INSTRUCTION ▸ Check each line for the string "warunkiem". Give only the count of lines that have it.

Extracted records:

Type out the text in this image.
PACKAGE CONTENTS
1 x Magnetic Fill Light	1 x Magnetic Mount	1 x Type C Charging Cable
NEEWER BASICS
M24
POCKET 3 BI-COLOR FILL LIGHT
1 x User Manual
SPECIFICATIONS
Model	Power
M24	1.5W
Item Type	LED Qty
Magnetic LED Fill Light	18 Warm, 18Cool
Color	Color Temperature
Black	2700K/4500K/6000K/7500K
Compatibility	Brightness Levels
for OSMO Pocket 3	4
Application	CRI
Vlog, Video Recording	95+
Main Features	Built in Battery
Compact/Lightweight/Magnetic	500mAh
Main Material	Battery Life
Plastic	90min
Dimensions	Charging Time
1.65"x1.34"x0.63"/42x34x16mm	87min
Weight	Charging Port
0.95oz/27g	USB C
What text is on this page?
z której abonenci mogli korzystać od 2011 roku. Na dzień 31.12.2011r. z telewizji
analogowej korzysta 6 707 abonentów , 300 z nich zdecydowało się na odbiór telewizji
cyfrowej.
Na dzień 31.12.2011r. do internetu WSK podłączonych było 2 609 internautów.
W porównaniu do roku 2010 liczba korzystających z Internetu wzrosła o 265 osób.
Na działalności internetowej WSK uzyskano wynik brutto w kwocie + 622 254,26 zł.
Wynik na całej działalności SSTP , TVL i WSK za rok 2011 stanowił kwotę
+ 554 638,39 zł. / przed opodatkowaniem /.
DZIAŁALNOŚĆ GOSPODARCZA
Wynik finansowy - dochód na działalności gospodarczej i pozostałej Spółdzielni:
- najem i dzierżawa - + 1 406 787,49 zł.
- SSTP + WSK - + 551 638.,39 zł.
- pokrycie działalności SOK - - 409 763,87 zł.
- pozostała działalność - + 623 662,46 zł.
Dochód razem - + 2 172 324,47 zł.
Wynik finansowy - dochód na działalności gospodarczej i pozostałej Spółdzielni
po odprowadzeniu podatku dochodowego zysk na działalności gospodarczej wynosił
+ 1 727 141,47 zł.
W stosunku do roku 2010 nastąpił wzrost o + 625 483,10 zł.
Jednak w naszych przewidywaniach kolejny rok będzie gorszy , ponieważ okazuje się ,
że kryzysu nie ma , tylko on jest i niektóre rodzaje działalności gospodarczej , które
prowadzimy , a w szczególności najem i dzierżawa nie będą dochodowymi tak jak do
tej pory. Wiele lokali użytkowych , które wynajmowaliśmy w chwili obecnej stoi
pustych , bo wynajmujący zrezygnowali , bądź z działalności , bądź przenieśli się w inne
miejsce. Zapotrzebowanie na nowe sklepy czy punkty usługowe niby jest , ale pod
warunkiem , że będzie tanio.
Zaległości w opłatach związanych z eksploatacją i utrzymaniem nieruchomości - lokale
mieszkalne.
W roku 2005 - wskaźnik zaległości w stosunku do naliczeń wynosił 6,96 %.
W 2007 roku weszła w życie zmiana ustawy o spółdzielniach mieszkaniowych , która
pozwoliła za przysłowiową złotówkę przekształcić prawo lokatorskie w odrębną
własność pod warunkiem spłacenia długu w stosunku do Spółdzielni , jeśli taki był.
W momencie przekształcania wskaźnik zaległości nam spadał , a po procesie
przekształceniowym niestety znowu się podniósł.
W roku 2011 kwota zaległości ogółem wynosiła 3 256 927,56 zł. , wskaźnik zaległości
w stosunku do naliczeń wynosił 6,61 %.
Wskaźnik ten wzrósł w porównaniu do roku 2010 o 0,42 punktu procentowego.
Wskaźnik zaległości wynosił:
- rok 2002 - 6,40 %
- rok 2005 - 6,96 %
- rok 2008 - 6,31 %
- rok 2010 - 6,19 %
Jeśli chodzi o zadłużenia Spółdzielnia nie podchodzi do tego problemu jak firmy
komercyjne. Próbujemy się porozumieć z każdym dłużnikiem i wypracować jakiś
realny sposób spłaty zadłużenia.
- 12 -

ANSWER TO THE TASK ▸ 2